Source records
────────
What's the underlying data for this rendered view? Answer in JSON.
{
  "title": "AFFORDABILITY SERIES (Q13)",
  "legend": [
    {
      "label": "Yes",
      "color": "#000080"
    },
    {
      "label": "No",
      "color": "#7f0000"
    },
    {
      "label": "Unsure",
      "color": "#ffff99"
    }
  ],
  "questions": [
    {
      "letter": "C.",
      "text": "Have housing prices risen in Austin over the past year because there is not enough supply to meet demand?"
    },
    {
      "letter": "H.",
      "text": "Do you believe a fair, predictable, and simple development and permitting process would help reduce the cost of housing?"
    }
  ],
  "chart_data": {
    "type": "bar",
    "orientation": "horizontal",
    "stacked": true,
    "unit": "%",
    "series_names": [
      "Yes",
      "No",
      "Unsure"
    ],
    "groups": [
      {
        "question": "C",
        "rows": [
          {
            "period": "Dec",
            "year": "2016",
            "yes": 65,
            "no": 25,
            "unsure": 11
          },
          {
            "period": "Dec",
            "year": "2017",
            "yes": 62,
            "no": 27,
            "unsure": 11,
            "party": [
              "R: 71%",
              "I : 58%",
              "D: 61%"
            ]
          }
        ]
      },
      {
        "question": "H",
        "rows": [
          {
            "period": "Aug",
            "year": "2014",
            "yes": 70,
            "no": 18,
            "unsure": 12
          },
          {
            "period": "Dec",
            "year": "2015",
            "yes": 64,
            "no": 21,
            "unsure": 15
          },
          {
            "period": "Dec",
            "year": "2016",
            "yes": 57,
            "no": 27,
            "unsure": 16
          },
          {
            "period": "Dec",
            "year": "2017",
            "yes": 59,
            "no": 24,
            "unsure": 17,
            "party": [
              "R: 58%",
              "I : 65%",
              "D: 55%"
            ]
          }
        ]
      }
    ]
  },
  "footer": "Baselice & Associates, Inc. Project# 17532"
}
────────
Return, from the data, each line that has the word "housing" in it.

      "text": "Have housing prices risen in Austin over the past year because there is not enough supply to meet demand?"
      "text": "Do you believe a fair, predictable, and simple development and permitting process would help reduce the cost of housing?"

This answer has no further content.